> [Job]
Every entry must be copied word for word.

(Collected data)
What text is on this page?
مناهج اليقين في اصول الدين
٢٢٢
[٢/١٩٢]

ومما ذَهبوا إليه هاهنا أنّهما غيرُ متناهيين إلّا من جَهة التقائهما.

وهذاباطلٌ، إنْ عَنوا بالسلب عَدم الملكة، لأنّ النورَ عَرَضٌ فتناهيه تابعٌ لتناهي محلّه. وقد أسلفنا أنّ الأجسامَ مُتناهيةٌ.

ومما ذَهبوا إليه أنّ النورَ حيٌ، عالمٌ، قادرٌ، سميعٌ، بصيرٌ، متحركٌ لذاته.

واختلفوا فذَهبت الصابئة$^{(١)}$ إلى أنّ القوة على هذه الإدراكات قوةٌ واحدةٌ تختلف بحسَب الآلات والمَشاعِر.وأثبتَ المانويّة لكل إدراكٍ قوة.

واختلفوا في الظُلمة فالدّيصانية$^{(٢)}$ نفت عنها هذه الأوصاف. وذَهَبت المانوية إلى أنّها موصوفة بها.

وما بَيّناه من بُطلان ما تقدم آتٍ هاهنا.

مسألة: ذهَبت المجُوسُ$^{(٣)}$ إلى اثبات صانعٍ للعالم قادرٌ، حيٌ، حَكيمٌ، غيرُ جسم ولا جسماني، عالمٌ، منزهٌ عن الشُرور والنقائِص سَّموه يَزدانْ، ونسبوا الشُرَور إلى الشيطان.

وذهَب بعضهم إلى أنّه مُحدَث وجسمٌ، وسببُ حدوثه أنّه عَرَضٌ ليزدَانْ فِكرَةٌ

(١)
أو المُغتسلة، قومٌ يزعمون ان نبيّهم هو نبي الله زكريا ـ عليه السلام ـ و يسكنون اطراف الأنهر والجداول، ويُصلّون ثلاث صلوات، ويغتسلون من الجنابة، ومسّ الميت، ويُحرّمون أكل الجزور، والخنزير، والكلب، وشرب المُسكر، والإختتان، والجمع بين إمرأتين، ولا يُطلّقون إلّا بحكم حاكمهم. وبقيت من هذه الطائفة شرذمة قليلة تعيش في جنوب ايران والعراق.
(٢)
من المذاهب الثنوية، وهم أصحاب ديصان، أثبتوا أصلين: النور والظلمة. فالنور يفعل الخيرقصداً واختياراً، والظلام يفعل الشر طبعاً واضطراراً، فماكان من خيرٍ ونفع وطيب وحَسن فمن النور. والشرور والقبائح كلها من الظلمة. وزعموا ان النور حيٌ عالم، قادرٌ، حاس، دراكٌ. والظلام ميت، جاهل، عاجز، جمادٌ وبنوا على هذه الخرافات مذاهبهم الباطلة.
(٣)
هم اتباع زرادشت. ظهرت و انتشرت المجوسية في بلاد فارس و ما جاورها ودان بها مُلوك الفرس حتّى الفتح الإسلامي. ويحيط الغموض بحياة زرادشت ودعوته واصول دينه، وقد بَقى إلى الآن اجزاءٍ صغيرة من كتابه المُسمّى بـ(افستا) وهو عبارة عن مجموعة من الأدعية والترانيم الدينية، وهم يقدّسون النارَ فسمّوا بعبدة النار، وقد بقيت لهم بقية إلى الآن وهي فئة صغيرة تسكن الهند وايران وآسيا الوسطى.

> [Exercise answer]
What text is on this page?
مناهج اليقين في اصول الدين
٢٢٢
[٢/١٩٢]

ومما ذَهبوا إليه هاهنا أنّهما غيرُ متناهيين إلّا من جَهة التقائهما.

وهذاباطلٌ، إنْ عَنوا بالسلب عَدم الملكة، لأنّ النورَ عَرَضٌ فتناهيه تابعٌ لتناهي محلّه. وقد أسلفنا أنّ الأجسامَ مُتناهيةٌ.

ومما ذَهبوا إليه أنّ النورَ حيٌ، عالمٌ، قادرٌ، سميعٌ، بصيرٌ، متحركٌ لذاته.

واختلفوا فذَهبت الصابئة$^{(١)}$ إلى أنّ القوة على هذه الإدراكات قوةٌ واحدةٌ تختلف بحسَب الآلات والمَشاعِر.وأثبتَ المانويّة لكل إدراكٍ قوة.

واختلفوا في الظُلمة فالدّيصانية$^{(٢)}$ نفت عنها هذه الأوصاف. وذَهَبت المانوية إلى أنّها موصوفة بها.

وما بَيّناه من بُطلان ما تقدم آتٍ هاهنا.

مسألة: ذهَبت المجُوسُ$^{(٣)}$ إلى اثبات صانعٍ للعالم قادرٌ، حيٌ، حَكيمٌ، غيرُ جسم ولا جسماني، عالمٌ، منزهٌ عن الشُرور والنقائِص سَّموه يَزدانْ، ونسبوا الشُرَور إلى الشيطان.

وذهَب بعضهم إلى أنّه مُحدَث وجسمٌ، وسببُ حدوثه أنّه عَرَضٌ ليزدَانْ فِكرَةٌ

(١)
أو المُغتسلة، قومٌ يزعمون ان نبيّهم هو نبي الله زكريا ـ عليه السلام ـ و يسكنون اطراف الأنهر والجداول، ويُصلّون ثلاث صلوات، ويغتسلون من الجنابة، ومسّ الميت، ويُحرّمون أكل الجزور، والخنزير، والكلب، وشرب المُسكر، والإختتان، والجمع بين إمرأتين، ولا يُطلّقون إلّا بحكم حاكمهم. وبقيت من هذه الطائفة شرذمة قليلة تعيش في جنوب ايران والعراق.
(٢)
من المذاهب الثنوية، وهم أصحاب ديصان، أثبتوا أصلين: النور والظلمة. فالنور يفعل الخيرقصداً واختياراً، والظلام يفعل الشر طبعاً واضطراراً، فماكان من خيرٍ ونفع وطيب وحَسن فمن النور. والشرور والقبائح كلها من الظلمة. وزعموا ان النور حيٌ عالم، قادرٌ، حاس، دراكٌ. والظلام ميت، جاهل، عاجز، جمادٌ وبنوا على هذه الخرافات مذاهبهم الباطلة.
(٣)
هم اتباع زرادشت. ظهرت و انتشرت المجوسية في بلاد فارس و ما جاورها ودان بها مُلوك الفرس حتّى الفتح الإسلامي. ويحيط الغموض بحياة زرادشت ودعوته واصول دينه، وقد بَقى إلى الآن اجزاءٍ صغيرة من كتابه المُسمّى بـ(افستا) وهو عبارة عن مجموعة من الأدعية والترانيم الدينية، وهم يقدّسون النارَ فسمّوا بعبدة النار، وقد بقيت لهم بقية إلى الآن وهي فئة صغيرة تسكن الهند وايران وآسيا الوسطى.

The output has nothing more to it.